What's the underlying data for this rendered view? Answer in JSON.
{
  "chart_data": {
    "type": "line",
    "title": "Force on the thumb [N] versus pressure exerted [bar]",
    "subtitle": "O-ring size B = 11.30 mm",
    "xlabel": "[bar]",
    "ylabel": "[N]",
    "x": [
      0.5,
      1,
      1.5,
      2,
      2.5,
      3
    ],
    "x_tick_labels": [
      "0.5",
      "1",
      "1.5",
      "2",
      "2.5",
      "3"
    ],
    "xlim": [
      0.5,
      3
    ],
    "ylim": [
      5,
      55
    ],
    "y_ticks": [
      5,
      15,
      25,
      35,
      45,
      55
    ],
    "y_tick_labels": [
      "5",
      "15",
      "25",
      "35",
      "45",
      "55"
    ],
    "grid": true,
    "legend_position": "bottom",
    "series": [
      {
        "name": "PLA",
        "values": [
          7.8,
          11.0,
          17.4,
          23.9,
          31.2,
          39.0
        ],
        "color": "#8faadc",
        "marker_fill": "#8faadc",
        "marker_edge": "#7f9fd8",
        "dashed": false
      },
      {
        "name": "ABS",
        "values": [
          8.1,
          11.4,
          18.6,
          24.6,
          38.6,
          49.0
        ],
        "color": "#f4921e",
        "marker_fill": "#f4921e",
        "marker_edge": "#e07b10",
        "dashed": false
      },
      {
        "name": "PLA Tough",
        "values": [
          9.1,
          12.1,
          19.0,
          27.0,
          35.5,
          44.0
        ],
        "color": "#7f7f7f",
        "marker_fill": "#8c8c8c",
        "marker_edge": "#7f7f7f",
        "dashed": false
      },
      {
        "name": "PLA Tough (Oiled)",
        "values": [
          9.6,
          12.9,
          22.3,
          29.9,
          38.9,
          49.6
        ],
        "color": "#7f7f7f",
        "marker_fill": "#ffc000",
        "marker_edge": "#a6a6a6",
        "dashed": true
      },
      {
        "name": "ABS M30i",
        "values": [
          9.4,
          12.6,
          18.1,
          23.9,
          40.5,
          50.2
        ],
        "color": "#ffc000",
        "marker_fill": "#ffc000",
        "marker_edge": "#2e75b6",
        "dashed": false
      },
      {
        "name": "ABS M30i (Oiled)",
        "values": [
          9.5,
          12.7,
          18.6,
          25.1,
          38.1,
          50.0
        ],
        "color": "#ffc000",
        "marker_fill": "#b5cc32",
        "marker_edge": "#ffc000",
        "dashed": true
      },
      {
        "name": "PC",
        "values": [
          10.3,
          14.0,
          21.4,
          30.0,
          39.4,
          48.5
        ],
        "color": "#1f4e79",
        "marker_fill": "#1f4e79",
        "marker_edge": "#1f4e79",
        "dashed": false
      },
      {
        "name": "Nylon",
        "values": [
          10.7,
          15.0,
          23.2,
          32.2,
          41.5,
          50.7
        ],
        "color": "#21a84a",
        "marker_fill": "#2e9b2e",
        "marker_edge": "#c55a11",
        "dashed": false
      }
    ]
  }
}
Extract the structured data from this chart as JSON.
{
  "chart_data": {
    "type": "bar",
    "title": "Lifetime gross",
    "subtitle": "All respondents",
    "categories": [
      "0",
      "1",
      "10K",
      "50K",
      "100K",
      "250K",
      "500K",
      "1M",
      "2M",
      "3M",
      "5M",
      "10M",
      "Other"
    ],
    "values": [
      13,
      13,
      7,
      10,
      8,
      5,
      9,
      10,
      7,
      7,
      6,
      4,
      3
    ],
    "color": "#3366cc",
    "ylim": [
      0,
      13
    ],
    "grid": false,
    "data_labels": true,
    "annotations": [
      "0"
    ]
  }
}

**WRITTEN TASK:** Pick out each line containing the string "JSON" and copy it.

**SOLUTION TO THIS EXERCISE:**
What's the underlying data for this rendered view? Answer in JSON.
Extract the structured data from this chart as JSON.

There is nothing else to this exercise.